◆ REQUIREMENTS ◆
In the data that follows, count the lines in which the word "JSON" occurs, and report that figure alone.

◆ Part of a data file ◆
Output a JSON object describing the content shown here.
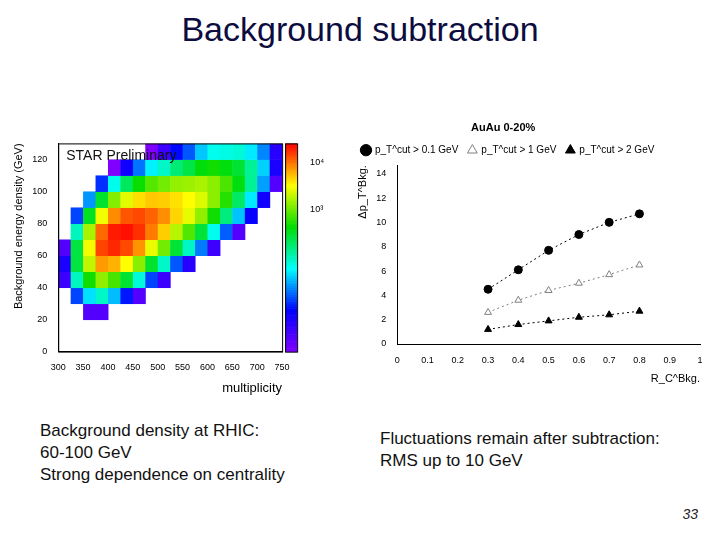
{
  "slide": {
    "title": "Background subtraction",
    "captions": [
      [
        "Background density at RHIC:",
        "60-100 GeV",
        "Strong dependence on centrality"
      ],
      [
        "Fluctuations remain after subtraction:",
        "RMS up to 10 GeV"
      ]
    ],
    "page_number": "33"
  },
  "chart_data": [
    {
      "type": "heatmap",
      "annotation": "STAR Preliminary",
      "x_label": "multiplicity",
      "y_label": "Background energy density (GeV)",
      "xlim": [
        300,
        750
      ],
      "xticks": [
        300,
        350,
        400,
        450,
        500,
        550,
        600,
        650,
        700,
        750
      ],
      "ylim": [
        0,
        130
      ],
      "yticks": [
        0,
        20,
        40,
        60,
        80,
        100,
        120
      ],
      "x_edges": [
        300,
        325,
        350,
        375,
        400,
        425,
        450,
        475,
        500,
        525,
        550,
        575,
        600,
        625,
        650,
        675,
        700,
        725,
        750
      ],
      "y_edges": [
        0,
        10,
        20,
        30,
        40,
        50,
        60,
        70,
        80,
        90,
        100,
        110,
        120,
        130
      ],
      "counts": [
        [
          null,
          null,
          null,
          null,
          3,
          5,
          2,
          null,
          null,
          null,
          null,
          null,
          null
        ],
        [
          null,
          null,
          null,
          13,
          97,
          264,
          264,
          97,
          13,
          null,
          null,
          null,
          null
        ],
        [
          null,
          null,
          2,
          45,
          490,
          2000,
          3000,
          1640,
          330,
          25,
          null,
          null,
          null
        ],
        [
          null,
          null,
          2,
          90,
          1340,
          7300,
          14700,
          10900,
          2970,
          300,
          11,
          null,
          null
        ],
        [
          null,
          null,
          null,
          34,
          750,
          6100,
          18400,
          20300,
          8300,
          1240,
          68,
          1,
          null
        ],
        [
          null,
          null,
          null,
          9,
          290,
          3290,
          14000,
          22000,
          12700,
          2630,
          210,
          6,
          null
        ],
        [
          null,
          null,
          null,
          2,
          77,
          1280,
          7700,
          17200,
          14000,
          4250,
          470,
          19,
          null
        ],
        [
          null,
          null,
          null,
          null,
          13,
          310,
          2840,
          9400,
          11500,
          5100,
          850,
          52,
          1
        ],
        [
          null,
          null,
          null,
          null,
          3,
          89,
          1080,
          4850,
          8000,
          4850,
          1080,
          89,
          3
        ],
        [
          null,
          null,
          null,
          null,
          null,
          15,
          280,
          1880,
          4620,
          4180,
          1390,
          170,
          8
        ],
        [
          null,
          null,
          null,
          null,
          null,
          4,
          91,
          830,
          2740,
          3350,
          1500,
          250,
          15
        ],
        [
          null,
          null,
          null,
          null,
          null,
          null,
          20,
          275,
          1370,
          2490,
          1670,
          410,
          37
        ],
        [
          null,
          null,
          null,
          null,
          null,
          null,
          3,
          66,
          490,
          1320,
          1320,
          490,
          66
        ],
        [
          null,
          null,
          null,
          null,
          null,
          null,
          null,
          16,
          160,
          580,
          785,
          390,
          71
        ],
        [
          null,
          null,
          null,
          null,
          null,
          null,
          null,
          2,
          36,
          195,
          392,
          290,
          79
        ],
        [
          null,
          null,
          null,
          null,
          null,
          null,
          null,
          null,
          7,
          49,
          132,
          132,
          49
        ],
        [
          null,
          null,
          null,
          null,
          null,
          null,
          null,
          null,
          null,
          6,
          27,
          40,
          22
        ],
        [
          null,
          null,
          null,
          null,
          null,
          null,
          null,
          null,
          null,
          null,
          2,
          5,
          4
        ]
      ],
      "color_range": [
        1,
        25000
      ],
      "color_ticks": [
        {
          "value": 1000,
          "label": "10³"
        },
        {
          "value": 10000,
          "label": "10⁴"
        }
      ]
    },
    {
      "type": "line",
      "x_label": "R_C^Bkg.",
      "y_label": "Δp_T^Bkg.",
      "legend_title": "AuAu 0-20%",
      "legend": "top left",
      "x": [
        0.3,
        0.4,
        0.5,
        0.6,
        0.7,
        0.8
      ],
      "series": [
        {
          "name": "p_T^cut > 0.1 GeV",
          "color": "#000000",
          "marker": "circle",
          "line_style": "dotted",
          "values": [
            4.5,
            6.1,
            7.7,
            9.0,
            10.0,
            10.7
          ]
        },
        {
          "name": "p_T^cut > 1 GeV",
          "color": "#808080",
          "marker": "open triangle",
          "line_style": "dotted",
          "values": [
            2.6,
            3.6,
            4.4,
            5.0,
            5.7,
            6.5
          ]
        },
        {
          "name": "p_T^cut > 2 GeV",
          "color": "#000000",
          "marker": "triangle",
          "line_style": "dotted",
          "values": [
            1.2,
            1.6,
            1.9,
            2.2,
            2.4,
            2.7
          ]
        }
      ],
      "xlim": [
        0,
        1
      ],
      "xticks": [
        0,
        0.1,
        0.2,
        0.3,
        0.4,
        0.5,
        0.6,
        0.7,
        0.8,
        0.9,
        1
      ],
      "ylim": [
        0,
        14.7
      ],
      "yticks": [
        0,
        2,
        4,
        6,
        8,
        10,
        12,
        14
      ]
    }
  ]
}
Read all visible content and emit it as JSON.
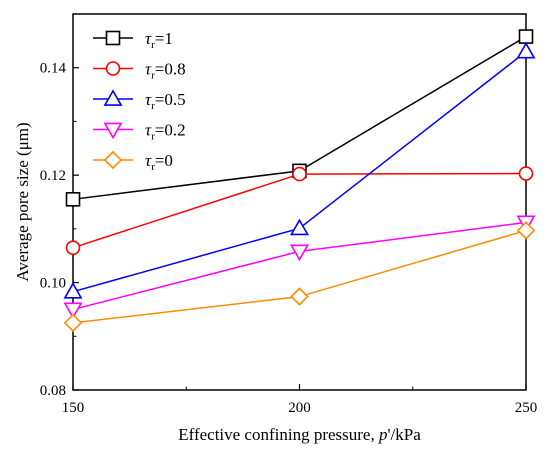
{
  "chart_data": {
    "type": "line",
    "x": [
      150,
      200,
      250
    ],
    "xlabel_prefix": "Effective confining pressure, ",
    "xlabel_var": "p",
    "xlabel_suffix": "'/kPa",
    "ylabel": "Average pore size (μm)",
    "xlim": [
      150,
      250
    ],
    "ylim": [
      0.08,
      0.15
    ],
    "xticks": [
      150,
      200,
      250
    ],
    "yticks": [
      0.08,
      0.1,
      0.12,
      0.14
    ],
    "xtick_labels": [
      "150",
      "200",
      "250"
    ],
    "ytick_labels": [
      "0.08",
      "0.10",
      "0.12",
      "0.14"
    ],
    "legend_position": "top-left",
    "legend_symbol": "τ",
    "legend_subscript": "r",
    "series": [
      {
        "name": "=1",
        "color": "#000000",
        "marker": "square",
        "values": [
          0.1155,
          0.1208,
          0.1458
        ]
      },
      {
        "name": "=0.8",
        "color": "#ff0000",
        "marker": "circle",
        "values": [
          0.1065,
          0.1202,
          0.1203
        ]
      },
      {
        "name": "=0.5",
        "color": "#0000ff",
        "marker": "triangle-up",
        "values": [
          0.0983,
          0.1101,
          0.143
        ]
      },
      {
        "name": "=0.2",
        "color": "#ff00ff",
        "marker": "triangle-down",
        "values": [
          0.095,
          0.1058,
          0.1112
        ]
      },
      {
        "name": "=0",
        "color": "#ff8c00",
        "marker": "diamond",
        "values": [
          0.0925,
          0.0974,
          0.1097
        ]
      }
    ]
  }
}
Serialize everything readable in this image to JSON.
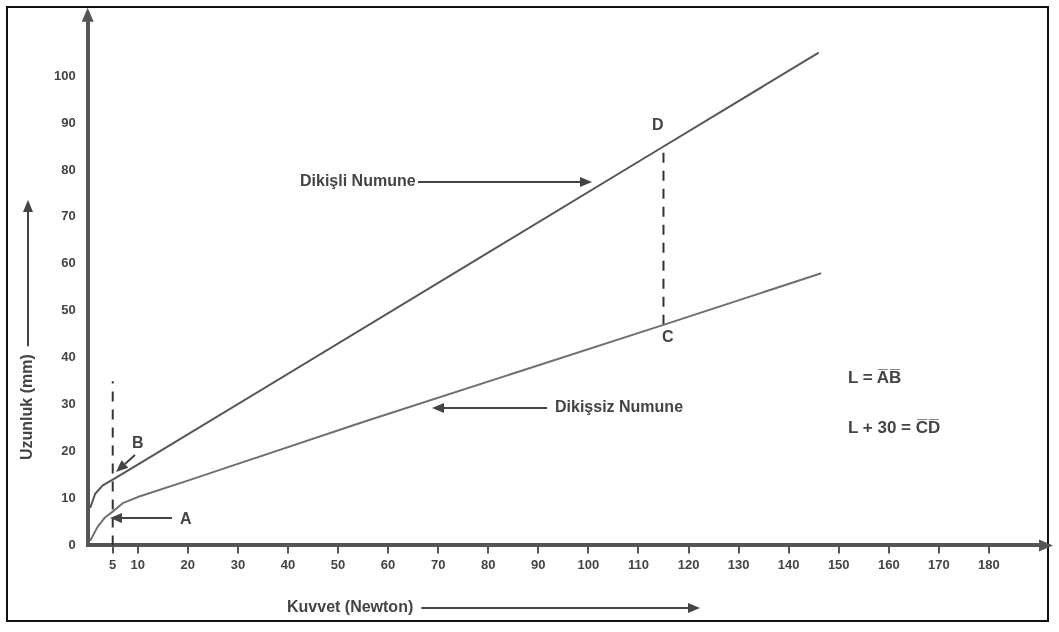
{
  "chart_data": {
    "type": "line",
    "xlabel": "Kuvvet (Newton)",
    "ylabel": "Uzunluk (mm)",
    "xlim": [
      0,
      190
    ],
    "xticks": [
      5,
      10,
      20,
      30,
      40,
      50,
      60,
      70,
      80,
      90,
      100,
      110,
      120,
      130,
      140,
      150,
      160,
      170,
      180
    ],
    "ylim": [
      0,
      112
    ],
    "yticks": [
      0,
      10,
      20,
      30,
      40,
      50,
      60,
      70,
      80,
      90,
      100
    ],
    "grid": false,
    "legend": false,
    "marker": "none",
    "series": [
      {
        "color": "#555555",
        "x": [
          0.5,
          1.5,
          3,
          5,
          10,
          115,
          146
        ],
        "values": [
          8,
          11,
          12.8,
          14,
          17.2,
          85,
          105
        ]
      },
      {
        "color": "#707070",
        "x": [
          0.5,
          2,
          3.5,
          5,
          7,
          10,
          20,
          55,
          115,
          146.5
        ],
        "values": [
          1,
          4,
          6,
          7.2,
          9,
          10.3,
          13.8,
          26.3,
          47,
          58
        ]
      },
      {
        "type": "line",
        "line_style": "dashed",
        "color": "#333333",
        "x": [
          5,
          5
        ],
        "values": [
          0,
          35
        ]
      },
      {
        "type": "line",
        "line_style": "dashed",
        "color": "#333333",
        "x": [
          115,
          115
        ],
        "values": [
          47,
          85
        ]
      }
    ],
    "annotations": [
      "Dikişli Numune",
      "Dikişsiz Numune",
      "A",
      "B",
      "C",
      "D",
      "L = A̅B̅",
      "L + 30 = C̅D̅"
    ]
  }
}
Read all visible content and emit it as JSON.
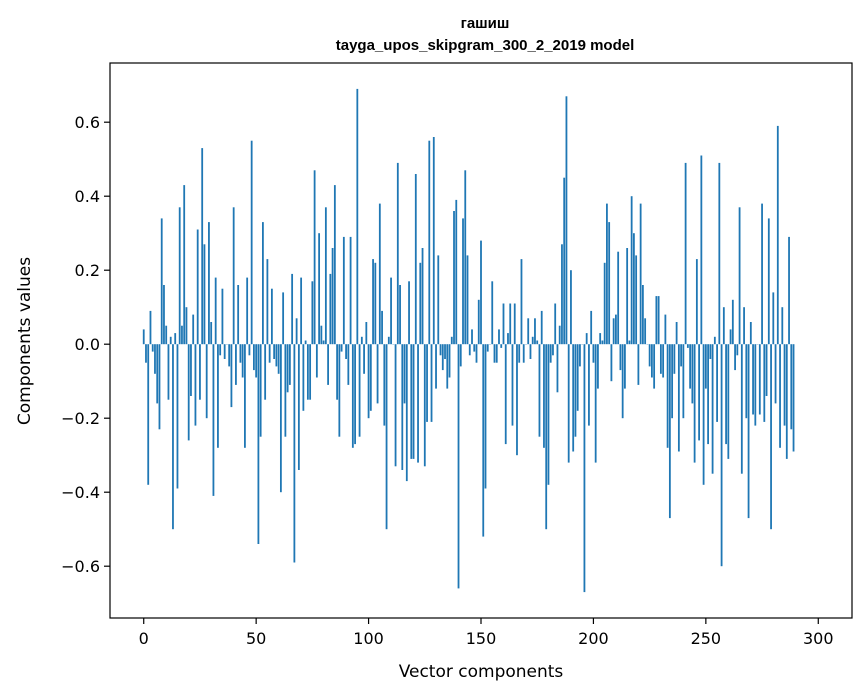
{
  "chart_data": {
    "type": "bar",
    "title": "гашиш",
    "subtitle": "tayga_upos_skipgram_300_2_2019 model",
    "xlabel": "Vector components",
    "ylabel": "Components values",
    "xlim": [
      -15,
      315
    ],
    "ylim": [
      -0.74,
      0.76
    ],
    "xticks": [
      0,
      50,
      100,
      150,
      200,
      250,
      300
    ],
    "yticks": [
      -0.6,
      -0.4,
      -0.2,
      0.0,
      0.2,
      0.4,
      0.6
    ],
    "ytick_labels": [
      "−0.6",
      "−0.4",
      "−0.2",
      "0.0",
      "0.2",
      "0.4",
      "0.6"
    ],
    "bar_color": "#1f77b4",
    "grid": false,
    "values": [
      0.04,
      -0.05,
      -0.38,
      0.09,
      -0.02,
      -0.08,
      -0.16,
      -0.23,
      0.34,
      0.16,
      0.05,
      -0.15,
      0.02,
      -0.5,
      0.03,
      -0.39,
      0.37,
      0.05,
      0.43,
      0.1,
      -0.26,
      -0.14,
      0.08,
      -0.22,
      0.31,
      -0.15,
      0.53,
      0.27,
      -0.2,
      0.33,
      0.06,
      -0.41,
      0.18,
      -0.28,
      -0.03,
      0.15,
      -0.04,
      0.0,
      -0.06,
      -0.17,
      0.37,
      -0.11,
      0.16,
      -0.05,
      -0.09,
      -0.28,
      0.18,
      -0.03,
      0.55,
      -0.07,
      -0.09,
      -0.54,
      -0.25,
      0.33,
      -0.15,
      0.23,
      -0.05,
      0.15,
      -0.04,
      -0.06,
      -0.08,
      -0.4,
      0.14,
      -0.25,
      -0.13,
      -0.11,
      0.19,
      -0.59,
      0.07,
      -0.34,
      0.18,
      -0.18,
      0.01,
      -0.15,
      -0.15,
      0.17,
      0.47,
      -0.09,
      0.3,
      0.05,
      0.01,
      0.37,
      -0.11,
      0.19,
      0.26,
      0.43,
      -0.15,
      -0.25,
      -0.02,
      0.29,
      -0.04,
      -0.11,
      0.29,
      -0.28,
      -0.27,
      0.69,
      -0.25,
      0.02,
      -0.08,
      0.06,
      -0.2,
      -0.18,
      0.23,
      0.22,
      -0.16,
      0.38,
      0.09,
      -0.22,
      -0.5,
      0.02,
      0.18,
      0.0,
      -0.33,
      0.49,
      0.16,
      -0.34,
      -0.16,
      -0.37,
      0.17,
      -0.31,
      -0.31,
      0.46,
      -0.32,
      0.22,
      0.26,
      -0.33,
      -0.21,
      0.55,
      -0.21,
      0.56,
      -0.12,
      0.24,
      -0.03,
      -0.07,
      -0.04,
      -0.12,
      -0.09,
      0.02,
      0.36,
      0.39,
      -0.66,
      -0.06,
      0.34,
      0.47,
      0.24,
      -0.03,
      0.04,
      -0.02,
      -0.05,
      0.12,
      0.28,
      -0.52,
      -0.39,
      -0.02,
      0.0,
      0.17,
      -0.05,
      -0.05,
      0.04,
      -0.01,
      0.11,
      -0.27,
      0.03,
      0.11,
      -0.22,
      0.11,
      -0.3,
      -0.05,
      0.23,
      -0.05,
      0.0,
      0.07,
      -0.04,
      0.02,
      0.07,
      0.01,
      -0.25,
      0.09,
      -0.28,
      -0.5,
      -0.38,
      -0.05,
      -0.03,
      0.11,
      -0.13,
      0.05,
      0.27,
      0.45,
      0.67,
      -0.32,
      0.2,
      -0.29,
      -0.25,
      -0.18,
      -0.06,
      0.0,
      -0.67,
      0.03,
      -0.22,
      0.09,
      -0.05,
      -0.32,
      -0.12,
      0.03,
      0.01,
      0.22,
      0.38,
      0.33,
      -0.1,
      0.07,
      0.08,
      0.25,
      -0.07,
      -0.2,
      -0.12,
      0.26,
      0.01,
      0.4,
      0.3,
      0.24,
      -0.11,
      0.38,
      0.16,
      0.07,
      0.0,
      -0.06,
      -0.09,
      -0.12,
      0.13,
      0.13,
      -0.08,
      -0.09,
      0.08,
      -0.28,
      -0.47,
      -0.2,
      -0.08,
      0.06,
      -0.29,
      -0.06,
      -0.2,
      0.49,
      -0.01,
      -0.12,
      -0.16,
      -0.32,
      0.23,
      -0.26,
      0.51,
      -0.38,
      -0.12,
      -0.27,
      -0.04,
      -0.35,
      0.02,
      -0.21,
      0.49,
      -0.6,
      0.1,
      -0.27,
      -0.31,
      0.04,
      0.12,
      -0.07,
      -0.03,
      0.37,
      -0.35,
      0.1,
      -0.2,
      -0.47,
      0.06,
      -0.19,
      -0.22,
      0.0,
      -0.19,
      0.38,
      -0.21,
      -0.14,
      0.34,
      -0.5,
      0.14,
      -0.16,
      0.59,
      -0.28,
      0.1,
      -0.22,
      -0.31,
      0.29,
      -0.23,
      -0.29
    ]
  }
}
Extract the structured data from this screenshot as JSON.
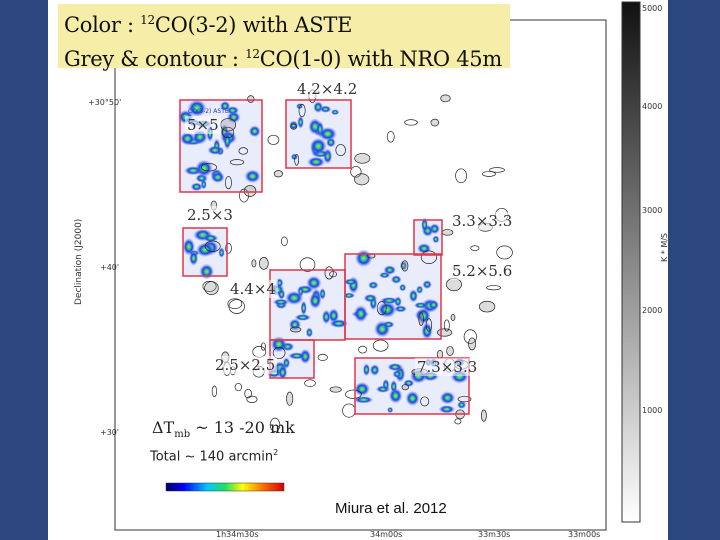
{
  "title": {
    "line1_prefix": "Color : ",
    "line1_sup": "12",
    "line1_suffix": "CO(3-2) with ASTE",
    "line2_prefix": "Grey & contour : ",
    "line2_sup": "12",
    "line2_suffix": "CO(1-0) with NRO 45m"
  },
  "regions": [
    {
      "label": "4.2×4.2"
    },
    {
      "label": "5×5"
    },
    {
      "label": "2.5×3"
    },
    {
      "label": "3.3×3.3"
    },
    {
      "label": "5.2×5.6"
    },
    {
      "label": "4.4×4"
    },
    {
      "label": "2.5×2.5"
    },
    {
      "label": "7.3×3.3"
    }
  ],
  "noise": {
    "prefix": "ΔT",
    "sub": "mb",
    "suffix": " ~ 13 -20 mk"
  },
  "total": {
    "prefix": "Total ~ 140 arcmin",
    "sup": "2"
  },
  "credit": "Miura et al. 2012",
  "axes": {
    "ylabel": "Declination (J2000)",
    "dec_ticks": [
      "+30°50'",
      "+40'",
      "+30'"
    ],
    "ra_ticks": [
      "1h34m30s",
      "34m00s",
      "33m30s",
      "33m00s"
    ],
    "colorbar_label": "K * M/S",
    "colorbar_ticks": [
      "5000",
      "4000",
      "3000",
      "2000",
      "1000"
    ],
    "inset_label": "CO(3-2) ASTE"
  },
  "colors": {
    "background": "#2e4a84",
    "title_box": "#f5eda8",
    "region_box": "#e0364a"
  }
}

◆ RESULT FOR THIS TASK ◆
5